**What you need to do:** Reproduce the material exactly, omitting nothing.
━━━━━ Data
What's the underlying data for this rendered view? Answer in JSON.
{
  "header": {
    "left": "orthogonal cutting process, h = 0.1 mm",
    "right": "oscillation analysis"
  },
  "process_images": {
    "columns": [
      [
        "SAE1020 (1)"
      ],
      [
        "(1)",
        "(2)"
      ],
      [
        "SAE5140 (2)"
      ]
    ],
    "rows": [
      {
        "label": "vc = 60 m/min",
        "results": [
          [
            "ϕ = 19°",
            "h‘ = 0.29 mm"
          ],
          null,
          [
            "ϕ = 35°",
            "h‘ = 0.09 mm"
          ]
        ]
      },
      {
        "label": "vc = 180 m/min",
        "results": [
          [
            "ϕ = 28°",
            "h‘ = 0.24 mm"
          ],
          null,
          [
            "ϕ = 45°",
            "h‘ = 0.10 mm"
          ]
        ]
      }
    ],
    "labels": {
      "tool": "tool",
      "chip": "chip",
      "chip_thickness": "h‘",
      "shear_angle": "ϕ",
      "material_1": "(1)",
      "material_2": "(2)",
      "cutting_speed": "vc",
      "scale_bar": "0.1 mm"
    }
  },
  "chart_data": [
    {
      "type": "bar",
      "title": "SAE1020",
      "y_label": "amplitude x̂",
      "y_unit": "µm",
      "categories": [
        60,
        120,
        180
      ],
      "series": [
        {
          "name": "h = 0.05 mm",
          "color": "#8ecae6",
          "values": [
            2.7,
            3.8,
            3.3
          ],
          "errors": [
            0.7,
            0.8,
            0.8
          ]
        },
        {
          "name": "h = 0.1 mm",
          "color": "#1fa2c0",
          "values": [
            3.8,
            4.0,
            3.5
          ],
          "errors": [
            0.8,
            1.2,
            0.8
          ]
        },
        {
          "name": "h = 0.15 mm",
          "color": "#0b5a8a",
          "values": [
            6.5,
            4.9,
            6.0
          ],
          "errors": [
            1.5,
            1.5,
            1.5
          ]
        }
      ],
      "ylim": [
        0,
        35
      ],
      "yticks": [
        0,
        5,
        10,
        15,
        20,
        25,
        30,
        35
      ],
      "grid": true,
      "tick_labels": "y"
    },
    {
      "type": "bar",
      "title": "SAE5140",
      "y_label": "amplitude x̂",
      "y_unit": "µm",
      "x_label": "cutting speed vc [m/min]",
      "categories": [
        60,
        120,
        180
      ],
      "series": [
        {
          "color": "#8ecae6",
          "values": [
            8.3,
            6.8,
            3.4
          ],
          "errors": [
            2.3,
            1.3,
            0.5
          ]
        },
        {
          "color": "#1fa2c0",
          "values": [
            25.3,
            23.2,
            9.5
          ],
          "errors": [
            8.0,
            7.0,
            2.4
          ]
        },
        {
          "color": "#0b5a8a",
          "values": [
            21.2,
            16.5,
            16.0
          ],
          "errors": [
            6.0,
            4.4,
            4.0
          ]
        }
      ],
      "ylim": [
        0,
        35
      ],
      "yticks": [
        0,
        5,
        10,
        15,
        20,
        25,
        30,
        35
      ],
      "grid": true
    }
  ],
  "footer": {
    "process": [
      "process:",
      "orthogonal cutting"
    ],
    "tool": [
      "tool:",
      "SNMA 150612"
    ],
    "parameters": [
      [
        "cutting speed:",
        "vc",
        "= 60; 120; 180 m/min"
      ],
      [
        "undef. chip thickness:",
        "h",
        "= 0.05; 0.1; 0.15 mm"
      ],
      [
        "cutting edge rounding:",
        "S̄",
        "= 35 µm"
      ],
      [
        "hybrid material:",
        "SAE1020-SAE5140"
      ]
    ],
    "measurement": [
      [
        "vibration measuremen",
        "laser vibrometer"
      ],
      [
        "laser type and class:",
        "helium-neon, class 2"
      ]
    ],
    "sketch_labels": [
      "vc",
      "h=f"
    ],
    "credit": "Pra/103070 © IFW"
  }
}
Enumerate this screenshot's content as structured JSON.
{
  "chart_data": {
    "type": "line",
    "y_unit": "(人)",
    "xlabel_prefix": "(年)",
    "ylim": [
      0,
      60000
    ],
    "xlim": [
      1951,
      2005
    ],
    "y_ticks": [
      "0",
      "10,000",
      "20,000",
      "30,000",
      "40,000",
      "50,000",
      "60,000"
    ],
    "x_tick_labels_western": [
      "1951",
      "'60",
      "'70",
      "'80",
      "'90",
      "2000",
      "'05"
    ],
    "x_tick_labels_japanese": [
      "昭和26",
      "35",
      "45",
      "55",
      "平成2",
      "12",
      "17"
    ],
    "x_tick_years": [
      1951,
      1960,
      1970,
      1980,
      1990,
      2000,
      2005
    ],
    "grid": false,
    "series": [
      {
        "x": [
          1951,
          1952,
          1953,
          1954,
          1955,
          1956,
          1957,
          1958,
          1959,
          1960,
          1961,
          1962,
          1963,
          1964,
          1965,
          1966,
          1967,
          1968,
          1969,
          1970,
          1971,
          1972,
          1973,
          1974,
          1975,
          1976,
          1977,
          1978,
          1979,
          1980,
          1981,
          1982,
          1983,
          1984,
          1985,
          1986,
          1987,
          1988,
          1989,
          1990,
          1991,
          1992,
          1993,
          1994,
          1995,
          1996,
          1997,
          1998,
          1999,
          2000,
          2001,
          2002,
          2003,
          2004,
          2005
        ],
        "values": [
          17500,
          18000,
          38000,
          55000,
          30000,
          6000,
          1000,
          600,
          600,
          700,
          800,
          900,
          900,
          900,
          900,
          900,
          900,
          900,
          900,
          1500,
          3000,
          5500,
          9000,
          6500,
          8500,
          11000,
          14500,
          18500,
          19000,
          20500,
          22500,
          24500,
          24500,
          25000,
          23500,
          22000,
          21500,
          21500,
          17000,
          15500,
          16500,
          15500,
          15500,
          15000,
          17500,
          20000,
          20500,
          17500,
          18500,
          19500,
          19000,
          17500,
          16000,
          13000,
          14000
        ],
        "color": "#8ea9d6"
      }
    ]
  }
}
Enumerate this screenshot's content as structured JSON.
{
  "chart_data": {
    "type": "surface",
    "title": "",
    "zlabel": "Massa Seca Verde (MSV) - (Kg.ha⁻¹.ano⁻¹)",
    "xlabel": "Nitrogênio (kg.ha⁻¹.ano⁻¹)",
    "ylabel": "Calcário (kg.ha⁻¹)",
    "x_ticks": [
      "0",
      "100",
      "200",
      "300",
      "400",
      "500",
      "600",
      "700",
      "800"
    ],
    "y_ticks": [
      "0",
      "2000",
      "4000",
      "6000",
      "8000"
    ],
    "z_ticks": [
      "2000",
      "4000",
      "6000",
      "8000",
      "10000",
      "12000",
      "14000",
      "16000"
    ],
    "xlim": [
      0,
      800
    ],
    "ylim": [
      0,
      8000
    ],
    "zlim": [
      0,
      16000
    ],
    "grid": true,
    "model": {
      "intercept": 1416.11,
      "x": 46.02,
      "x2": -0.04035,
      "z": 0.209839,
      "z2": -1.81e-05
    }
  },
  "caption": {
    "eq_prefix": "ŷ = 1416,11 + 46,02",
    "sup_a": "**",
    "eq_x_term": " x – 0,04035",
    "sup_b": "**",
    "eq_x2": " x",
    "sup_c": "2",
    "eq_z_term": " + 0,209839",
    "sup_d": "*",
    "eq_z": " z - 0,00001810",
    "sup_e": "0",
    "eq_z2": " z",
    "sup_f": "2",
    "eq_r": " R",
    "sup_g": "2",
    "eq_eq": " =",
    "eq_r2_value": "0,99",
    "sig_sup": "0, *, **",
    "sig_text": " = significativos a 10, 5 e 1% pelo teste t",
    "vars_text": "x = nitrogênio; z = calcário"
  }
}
━━━━━━━━━━
**Result of the exercise:**
What's the underlying data for this rendered view? Answer in JSON.
{
  "header": {
    "left": "orthogonal cutting process, h = 0.1 mm",
    "right": "oscillation analysis"
  },
  "process_images": {
    "columns": [
      [
        "SAE1020 (1)"
      ],
      [
        "(1)",
        "(2)"
      ],
      [
        "SAE5140 (2)"
      ]
    ],
    "rows": [
      {
        "label": "vc = 60 m/min",
        "results": [
          [
            "ϕ = 19°",
            "h‘ = 0.29 mm"
          ],
          null,
          [
            "ϕ = 35°",
            "h‘ = 0.09 mm"
          ]
        ]
      },
      {
        "label": "vc = 180 m/min",
        "results": [
          [
            "ϕ = 28°",
            "h‘ = 0.24 mm"
          ],
          null,
          [
            "ϕ = 45°",
            "h‘ = 0.10 mm"
          ]
        ]
      }
    ],
    "labels": {
      "tool": "tool",
      "chip": "chip",
      "chip_thickness": "h‘",
      "shear_angle": "ϕ",
      "material_1": "(1)",
      "material_2": "(2)",
      "cutting_speed": "vc",
      "scale_bar": "0.1 mm"
    }
  },
  "chart_data": [
    {
      "type": "bar",
      "title": "SAE1020",
      "y_label": "amplitude x̂",
      "y_unit": "µm",
      "categories": [
        60,
        120,
        180
      ],
      "series": [
        {
          "name": "h = 0.05 mm",
          "color": "#8ecae6",
          "values": [
            2.7,
            3.8,
            3.3
          ],
          "errors": [
            0.7,
            0.8,
            0.8
          ]
        },
        {
          "name": "h = 0.1 mm",
          "color": "#1fa2c0",
          "values": [
            3.8,
            4.0,
            3.5
          ],
          "errors": [
            0.8,
            1.2,
            0.8
          ]
        },
        {
          "name": "h = 0.15 mm",
          "color": "#0b5a8a",
          "values": [
            6.5,
            4.9,
            6.0
          ],
          "errors": [
            1.5,
            1.5,
            1.5
          ]
        }
      ],
      "ylim": [
        0,
        35
      ],
      "yticks": [
        0,
        5,
        10,
        15,
        20,
        25,
        30,
        35
      ],
      "grid": true,
      "tick_labels": "y"
    },
    {
      "type": "bar",
      "title": "SAE5140",
      "y_label": "amplitude x̂",
      "y_unit": "µm",
      "x_label": "cutting speed vc [m/min]",
      "categories": [
        60,
        120,
        180
      ],
      "series": [
        {
          "color": "#8ecae6",
          "values": [
            8.3,
            6.8,
            3.4
          ],
          "errors": [
            2.3,
            1.3,
            0.5
          ]
        },
        {
          "color": "#1fa2c0",
          "values": [
            25.3,
            23.2,
            9.5
          ],
          "errors": [
            8.0,
            7.0,
            2.4
          ]
        },
        {
          "color": "#0b5a8a",
          "values": [
            21.2,
            16.5,
            16.0
          ],
          "errors": [
            6.0,
            4.4,
            4.0
          ]
        }
      ],
      "ylim": [
        0,
        35
      ],
      "yticks": [
        0,
        5,
        10,
        15,
        20,
        25,
        30,
        35
      ],
      "grid": true
    }
  ],
  "footer": {
    "process": [
      "process:",
      "orthogonal cutting"
    ],
    "tool": [
      "tool:",
      "SNMA 150612"
    ],
    "parameters": [
      [
        "cutting speed:",
        "vc",
        "= 60; 120; 180 m/min"
      ],
      [
        "undef. chip thickness:",
        "h",
        "= 0.05; 0.1; 0.15 mm"
      ],
      [
        "cutting edge rounding:",
        "S̄",
        "= 35 µm"
      ],
      [
        "hybrid material:",
        "SAE1020-SAE5140"
      ]
    ],
    "measurement": [
      [
        "vibration measuremen",
        "laser vibrometer"
      ],
      [
        "laser type and class:",
        "helium-neon, class 2"
      ]
    ],
    "sketch_labels": [
      "vc",
      "h=f"
    ],
    "credit": "Pra/103070 © IFW"
  }
}
Enumerate this screenshot's content as structured JSON.
{
  "chart_data": {
    "type": "line",
    "y_unit": "(人)",
    "xlabel_prefix": "(年)",
    "ylim": [
      0,
      60000
    ],
    "xlim": [
      1951,
      2005
    ],
    "y_ticks": [
      "0",
      "10,000",
      "20,000",
      "30,000",
      "40,000",
      "50,000",
      "60,000"
    ],
    "x_tick_labels_western": [
      "1951",
      "'60",
      "'70",
      "'80",
      "'90",
      "2000",
      "'05"
    ],
    "x_tick_labels_japanese": [
      "昭和26",
      "35",
      "45",
      "55",
      "平成2",
      "12",
      "17"
    ],
    "x_tick_years": [
      1951,
      1960,
      1970,
      1980,
      1990,
      2000,
      2005
    ],
    "grid": false,
    "series": [
      {
        "x": [
          1951,
          1952,
          1953,
          1954,
          1955,
          1956,
          1957,
          1958,
          1959,
          1960,
          1961,
          1962,
          1963,
          1964,
          1965,
          1966,
          1967,
          1968,
          1969,
          1970,
          1971,
          1972,
          1973,
          1974,
          1975,
          1976,
          1977,
          1978,
          1979,
          1980,
          1981,
          1982,
          1983,
          1984,
          1985,
          1986,
          1987,
          1988,
          1989,
          1990,
          1991,
          1992,
          1993,
          1994,
          1995,
          1996,
          1997,
          1998,
          1999,
          2000,
          2001,
          2002,
          2003,
          2004,
          2005
        ],
        "values": [
          17500,
          18000,
          38000,
          55000,
          30000,
          6000,
          1000,
          600,
          600,
          700,
          800,
          900,
          900,
          900,
          900,
          900,
          900,
          900,
          900,
          1500,
          3000,
          5500,
          9000,
          6500,
          8500,
          11000,
          14500,
          18500,
          19000,
          20500,
          22500,
          24500,
          24500,
          25000,
          23500,
          22000,
          21500,
          21500,
          17000,
          15500,
          16500,
          15500,
          15500,
          15000,
          17500,
          20000,
          20500,
          17500,
          18500,
          19500,
          19000,
          17500,
          16000,
          13000,
          14000
        ],
        "color": "#8ea9d6"
      }
    ]
  }
}
Enumerate this screenshot's content as structured JSON.
{
  "chart_data": {
    "type": "surface",
    "title": "",
    "zlabel": "Massa Seca Verde (MSV) - (Kg.ha⁻¹.ano⁻¹)",
    "xlabel": "Nitrogênio (kg.ha⁻¹.ano⁻¹)",
    "ylabel": "Calcário (kg.ha⁻¹)",
    "x_ticks": [
      "0",
      "100",
      "200",
      "300",
      "400",
      "500",
      "600",
      "700",
      "800"
    ],
    "y_ticks": [
      "0",
      "2000",
      "4000",
      "6000",
      "8000"
    ],
    "z_ticks": [
      "2000",
      "4000",
      "6000",
      "8000",
      "10000",
      "12000",
      "14000",
      "16000"
    ],
    "xlim": [
      0,
      800
    ],
    "ylim": [
      0,
      8000
    ],
    "zlim": [
      0,
      16000
    ],
    "grid": true,
    "model": {
      "intercept": 1416.11,
      "x": 46.02,
      "x2": -0.04035,
      "z": 0.209839,
      "z2": -1.81e-05
    }
  },
  "caption": {
    "eq_prefix": "ŷ = 1416,11 + 46,02",
    "sup_a": "**",
    "eq_x_term": " x – 0,04035",
    "sup_b": "**",
    "eq_x2": " x",
    "sup_c": "2",
    "eq_z_term": " + 0,209839",
    "sup_d": "*",
    "eq_z": " z - 0,00001810",
    "sup_e": "0",
    "eq_z2": " z",
    "sup_f": "2",
    "eq_r": " R",
    "sup_g": "2",
    "eq_eq": " =",
    "eq_r2_value": "0,99",
    "sig_sup": "0, *, **",
    "sig_text": " = significativos a 10, 5 e 1% pelo teste t",
    "vars_text": "x = nitrogênio; z = calcário"
  }
}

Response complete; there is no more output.